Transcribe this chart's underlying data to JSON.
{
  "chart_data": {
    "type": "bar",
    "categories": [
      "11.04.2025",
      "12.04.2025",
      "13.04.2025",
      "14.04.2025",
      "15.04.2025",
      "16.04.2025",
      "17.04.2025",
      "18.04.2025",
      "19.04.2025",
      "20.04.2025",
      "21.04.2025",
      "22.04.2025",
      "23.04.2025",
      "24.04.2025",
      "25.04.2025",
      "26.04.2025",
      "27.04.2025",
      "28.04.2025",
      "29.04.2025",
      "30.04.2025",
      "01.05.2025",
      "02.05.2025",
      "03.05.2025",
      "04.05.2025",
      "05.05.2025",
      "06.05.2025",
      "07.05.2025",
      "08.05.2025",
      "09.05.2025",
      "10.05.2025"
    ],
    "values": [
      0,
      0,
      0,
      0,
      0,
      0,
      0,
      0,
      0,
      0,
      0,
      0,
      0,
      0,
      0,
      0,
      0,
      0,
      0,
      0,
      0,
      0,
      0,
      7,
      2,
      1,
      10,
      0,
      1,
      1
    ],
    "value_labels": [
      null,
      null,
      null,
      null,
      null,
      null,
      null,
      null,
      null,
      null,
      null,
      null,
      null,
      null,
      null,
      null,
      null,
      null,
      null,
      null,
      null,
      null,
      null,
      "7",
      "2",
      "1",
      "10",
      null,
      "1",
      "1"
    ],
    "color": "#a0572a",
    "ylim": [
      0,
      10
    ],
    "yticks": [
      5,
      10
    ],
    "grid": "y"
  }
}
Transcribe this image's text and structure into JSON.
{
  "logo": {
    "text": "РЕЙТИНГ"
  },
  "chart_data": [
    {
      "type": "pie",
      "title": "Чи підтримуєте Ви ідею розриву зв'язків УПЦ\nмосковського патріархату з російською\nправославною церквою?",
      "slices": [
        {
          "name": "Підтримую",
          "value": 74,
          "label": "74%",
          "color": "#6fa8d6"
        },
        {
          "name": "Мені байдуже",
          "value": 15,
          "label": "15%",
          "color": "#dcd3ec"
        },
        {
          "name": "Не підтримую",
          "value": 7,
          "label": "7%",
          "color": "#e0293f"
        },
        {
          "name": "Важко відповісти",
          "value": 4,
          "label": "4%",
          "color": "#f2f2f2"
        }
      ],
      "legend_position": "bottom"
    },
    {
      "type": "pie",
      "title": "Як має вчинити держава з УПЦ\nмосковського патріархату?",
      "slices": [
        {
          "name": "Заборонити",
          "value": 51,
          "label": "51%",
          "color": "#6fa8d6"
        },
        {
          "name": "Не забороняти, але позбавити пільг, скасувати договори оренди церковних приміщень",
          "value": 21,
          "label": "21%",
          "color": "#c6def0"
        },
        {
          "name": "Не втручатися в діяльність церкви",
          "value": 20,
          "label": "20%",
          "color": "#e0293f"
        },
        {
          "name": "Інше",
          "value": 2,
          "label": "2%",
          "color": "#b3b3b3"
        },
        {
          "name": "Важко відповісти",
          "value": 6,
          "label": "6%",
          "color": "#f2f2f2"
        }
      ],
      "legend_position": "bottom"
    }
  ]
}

════════════════════

## PROBLEM DETAILS
Copy each record from above without leaving any out.

## SOLUTION TO THE EXERCISE
Transcribe this chart's underlying data to JSON.
{
  "chart_data": {
    "type": "bar",
    "categories": [
      "11.04.2025",
      "12.04.2025",
      "13.04.2025",
      "14.04.2025",
      "15.04.2025",
      "16.04.2025",
      "17.04.2025",
      "18.04.2025",
      "19.04.2025",
      "20.04.2025",
      "21.04.2025",
      "22.04.2025",
      "23.04.2025",
      "24.04.2025",
      "25.04.2025",
      "26.04.2025",
      "27.04.2025",
      "28.04.2025",
      "29.04.2025",
      "30.04.2025",
      "01.05.2025",
      "02.05.2025",
      "03.05.2025",
      "04.05.2025",
      "05.05.2025",
      "06.05.2025",
      "07.05.2025",
      "08.05.2025",
      "09.05.2025",
      "10.05.2025"
    ],
    "values": [
      0,
      0,
      0,
      0,
      0,
      0,
      0,
      0,
      0,
      0,
      0,
      0,
      0,
      0,
      0,
      0,
      0,
      0,
      0,
      0,
      0,
      0,
      0,
      7,
      2,
      1,
      10,
      0,
      1,
      1
    ],
    "value_labels": [
      null,
      null,
      null,
      null,
      null,
      null,
      null,
      null,
      null,
      null,
      null,
      null,
      null,
      null,
      null,
      null,
      null,
      null,
      null,
      null,
      null,
      null,
      null,
      "7",
      "2",
      "1",
      "10",
      null,
      "1",
      "1"
    ],
    "color": "#a0572a",
    "ylim": [
      0,
      10
    ],
    "yticks": [
      5,
      10
    ],
    "grid": "y"
  }
}
Transcribe this image's text and structure into JSON.
{
  "logo": {
    "text": "РЕЙТИНГ"
  },
  "chart_data": [
    {
      "type": "pie",
      "title": "Чи підтримуєте Ви ідею розриву зв'язків УПЦ\nмосковського патріархату з російською\nправославною церквою?",
      "slices": [
        {
          "name": "Підтримую",
          "value": 74,
          "label": "74%",
          "color": "#6fa8d6"
        },
        {
          "name": "Мені байдуже",
          "value": 15,
          "label": "15%",
          "color": "#dcd3ec"
        },
        {
          "name": "Не підтримую",
          "value": 7,
          "label": "7%",
          "color": "#e0293f"
        },
        {
          "name": "Важко відповісти",
          "value": 4,
          "label": "4%",
          "color": "#f2f2f2"
        }
      ],
      "legend_position": "bottom"
    },
    {
      "type": "pie",
      "title": "Як має вчинити держава з УПЦ\nмосковського патріархату?",
      "slices": [
        {
          "name": "Заборонити",
          "value": 51,
          "label": "51%",
          "color": "#6fa8d6"
        },
        {
          "name": "Не забороняти, але позбавити пільг, скасувати договори оренди церковних приміщень",
          "value": 21,
          "label": "21%",
          "color": "#c6def0"
        },
        {
          "name": "Не втручатися в діяльність церкви",
          "value": 20,
          "label": "20%",
          "color": "#e0293f"
        },
        {
          "name": "Інше",
          "value": 2,
          "label": "2%",
          "color": "#b3b3b3"
        },
        {
          "name": "Важко відповісти",
          "value": 6,
          "label": "6%",
          "color": "#f2f2f2"
        }
      ],
      "legend_position": "bottom"
    }
  ]
}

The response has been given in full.